━━━ RAW RECORDS

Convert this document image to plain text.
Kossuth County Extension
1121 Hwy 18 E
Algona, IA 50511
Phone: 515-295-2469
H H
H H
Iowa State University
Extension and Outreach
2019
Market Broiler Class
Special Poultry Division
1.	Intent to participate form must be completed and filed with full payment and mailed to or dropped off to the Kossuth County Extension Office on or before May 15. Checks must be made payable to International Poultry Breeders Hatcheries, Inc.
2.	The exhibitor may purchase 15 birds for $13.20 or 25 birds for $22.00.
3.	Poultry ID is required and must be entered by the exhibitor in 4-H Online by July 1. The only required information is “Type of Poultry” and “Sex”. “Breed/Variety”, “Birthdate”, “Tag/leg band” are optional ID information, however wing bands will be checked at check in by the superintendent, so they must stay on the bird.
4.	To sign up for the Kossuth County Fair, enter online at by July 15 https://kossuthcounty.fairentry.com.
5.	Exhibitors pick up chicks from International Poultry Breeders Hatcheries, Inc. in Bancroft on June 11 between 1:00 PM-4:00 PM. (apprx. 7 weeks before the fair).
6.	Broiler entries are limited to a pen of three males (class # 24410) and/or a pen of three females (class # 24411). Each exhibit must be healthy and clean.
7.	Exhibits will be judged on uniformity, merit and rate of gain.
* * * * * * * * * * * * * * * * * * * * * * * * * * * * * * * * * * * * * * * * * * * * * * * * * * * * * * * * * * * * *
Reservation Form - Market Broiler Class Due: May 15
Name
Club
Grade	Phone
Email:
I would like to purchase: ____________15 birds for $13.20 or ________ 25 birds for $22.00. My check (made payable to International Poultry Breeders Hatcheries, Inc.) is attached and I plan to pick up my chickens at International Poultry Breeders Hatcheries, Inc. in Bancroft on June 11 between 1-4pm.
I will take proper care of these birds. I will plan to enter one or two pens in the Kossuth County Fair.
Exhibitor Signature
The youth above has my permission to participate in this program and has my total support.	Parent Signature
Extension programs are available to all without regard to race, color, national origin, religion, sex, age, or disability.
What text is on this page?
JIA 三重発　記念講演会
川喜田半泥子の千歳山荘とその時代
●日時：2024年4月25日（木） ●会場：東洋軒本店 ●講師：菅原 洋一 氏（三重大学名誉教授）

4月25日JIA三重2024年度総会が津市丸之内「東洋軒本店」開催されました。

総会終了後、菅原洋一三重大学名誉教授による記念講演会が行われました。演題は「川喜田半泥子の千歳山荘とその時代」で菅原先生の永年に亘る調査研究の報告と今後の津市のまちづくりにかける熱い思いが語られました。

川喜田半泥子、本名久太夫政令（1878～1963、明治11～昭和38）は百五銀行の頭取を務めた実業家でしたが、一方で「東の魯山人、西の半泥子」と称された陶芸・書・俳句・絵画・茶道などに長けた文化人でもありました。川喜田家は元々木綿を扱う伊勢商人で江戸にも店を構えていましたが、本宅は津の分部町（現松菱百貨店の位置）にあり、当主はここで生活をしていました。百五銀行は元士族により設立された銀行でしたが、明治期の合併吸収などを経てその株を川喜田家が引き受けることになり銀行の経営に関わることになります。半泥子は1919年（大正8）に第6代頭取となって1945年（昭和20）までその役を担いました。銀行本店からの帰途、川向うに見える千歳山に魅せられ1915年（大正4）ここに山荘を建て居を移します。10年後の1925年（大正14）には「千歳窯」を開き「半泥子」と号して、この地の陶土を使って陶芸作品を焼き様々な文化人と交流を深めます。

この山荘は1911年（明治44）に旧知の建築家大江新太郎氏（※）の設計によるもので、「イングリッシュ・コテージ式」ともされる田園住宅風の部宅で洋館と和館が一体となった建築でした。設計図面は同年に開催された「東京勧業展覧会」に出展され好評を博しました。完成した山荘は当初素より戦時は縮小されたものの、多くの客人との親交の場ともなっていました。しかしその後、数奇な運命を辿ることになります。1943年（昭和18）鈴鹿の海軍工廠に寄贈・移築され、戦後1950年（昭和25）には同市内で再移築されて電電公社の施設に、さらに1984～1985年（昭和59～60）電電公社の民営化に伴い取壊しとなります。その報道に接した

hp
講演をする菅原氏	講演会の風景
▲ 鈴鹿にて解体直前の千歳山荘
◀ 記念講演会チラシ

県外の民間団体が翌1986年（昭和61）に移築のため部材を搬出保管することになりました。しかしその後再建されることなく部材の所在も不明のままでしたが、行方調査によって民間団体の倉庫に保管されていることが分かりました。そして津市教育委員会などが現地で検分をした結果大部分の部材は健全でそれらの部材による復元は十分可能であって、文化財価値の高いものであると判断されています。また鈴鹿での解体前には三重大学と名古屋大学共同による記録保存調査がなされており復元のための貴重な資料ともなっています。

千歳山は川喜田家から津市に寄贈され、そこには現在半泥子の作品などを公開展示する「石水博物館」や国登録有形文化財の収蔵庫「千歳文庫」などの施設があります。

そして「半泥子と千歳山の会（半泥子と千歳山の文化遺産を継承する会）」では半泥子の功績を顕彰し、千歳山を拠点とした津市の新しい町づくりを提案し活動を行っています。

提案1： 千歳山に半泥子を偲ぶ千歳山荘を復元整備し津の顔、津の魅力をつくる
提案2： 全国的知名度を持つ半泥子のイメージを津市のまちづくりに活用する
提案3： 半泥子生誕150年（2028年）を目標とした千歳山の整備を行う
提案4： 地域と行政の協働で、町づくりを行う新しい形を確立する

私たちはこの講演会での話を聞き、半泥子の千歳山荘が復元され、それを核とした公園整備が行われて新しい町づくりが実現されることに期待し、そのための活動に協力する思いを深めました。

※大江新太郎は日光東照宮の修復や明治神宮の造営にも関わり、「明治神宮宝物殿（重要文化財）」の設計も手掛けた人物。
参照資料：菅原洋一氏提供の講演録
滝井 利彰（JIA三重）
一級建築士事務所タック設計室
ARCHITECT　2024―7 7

━━━━━━

→ EXERCISE: Pull out all lines from the entries above that include the word "participate".

→ SOLUTION FOR THIS EXERCISE:
1.	Intent to participate form must be completed and filed with full payment and mailed to or dropped off to the Kossuth County Extension Office on or before May 15. Checks must be made payable to International Poultry Breeders Hatcheries, Inc.
The youth above has my permission to participate in this program and has my total support.	Parent Signature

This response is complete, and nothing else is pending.